Task instructions | Copy, from the entries below, each line where the word "year" can be found.
───── Records to process
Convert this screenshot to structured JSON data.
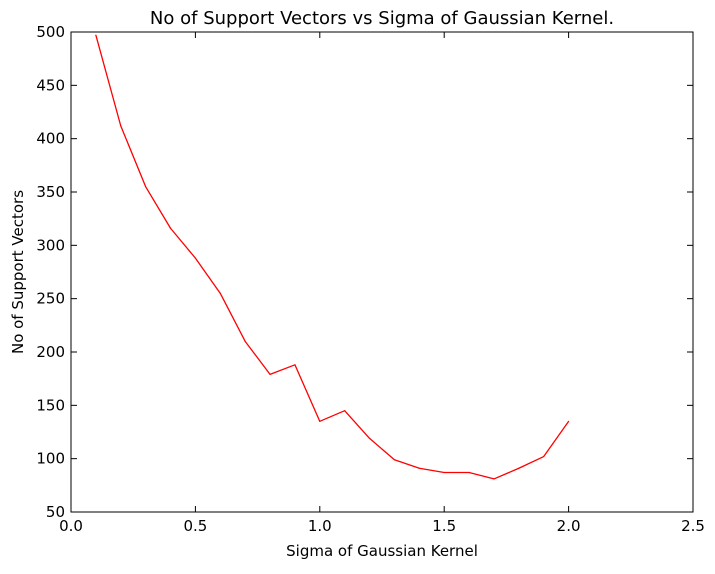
{
  "chart_data": {
    "type": "line",
    "title": "No of Support Vectors vs Sigma of Gaussian Kernel.",
    "xlabel": "Sigma of Gaussian Kernel",
    "ylabel": "No of Support Vectors",
    "xlim": [
      0.0,
      2.5
    ],
    "ylim": [
      50,
      500
    ],
    "xticks": [
      0.0,
      0.5,
      1.0,
      1.5,
      2.0,
      2.5
    ],
    "xtick_labels": [
      "0.0",
      "0.5",
      "1.0",
      "1.5",
      "2.0",
      "2.5"
    ],
    "yticks": [
      50,
      100,
      150,
      200,
      250,
      300,
      350,
      400,
      450,
      500
    ],
    "ytick_labels": [
      "50",
      "100",
      "150",
      "200",
      "250",
      "300",
      "350",
      "400",
      "450",
      "500"
    ],
    "grid": false,
    "series": [
      {
        "color": "#ff0000",
        "x": [
          0.1,
          0.2,
          0.3,
          0.4,
          0.5,
          0.6,
          0.7,
          0.8,
          0.9,
          1.0,
          1.1,
          1.2,
          1.3,
          1.4,
          1.5,
          1.6,
          1.7,
          1.8,
          1.9,
          2.0
        ],
        "y": [
          497,
          412,
          355,
          316,
          288,
          255,
          210,
          179,
          188,
          135,
          145,
          119,
          99,
          91,
          87,
          87,
          81,
          91,
          102,
          135
        ]
      }
    ]
  }
}
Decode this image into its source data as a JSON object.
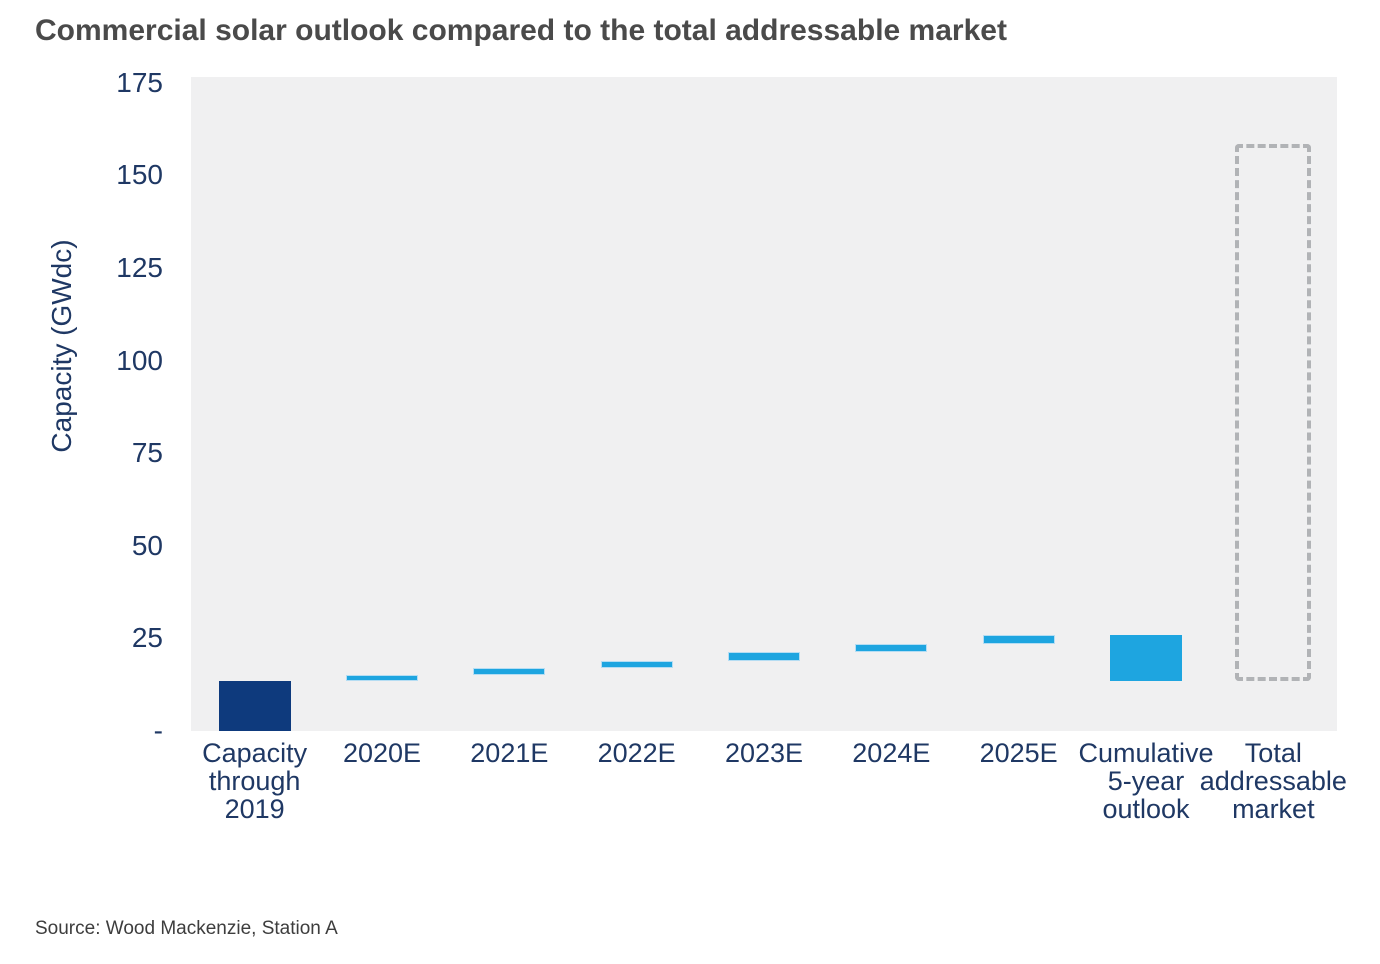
{
  "source": "Source: Wood Mackenzie, Station A",
  "colors": {
    "navy_bar": "#0e3a7d",
    "light_blue_bar": "#1ea5e0",
    "thin_bar_halo": "#b5ddf3",
    "dashed_outline_gray": "#b1b3b6",
    "plot_background": "#f0f0f1",
    "axis_text": "#1f3864",
    "title_text": "#4a4a4a"
  },
  "chart_data": {
    "type": "bar",
    "subtype": "floating-column-waterfall",
    "title": "Commercial solar outlook compared to the total addressable market",
    "ylabel": "Capacity (GWdc)",
    "unit": "GWdc",
    "ylim": [
      0,
      176
    ],
    "grid": false,
    "legend": false,
    "y_ticks": [
      {
        "value": 175,
        "label": "175"
      },
      {
        "value": 150,
        "label": "150"
      },
      {
        "value": 125,
        "label": "125"
      },
      {
        "value": 100,
        "label": "100"
      },
      {
        "value": 75,
        "label": "75"
      },
      {
        "value": 50,
        "label": "50"
      },
      {
        "value": 25,
        "label": "25"
      },
      {
        "value": 0,
        "label": "-"
      }
    ],
    "categories": [
      "Capacity through 2019",
      "2020E",
      "2021E",
      "2022E",
      "2023E",
      "2024E",
      "2025E",
      "Cumulative 5-year outlook",
      "Total addressable market"
    ],
    "bars": [
      {
        "id": "capacity-through-2019",
        "label_lines": [
          "Capacity",
          "through",
          "2019"
        ],
        "start": 0,
        "end": 13.6,
        "value": 13.6,
        "style": "navy"
      },
      {
        "id": "2020e",
        "label_lines": [
          "2020E"
        ],
        "start": 13.6,
        "end": 15.1,
        "value": 1.5,
        "style": "blue-thin"
      },
      {
        "id": "2021e",
        "label_lines": [
          "2021E"
        ],
        "start": 15.1,
        "end": 17.0,
        "value": 1.9,
        "style": "blue-thin"
      },
      {
        "id": "2022e",
        "label_lines": [
          "2022E"
        ],
        "start": 17.0,
        "end": 19.0,
        "value": 2.0,
        "style": "blue-thin"
      },
      {
        "id": "2023e",
        "label_lines": [
          "2023E"
        ],
        "start": 19.0,
        "end": 21.2,
        "value": 2.2,
        "style": "blue-thin"
      },
      {
        "id": "2024e",
        "label_lines": [
          "2024E"
        ],
        "start": 21.2,
        "end": 23.5,
        "value": 2.3,
        "style": "blue-thin"
      },
      {
        "id": "2025e",
        "label_lines": [
          "2025E"
        ],
        "start": 23.5,
        "end": 25.9,
        "value": 2.4,
        "style": "blue-thin"
      },
      {
        "id": "cumulative-5-year-outlook",
        "label_lines": [
          "Cumulative",
          "5-year",
          "outlook"
        ],
        "start": 13.6,
        "end": 25.9,
        "value": 12.3,
        "style": "blue-solid"
      },
      {
        "id": "total-addressable-market",
        "label_lines": [
          "Total",
          "addressable",
          "market"
        ],
        "start": 13.6,
        "end": 158.5,
        "value": 144.9,
        "style": "dashed-outline"
      }
    ]
  }
}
──────────
Solution for this exercise |
      "Cumulative 5-year outlook",
        "id": "cumulative-5-year-outlook",
          "5-year",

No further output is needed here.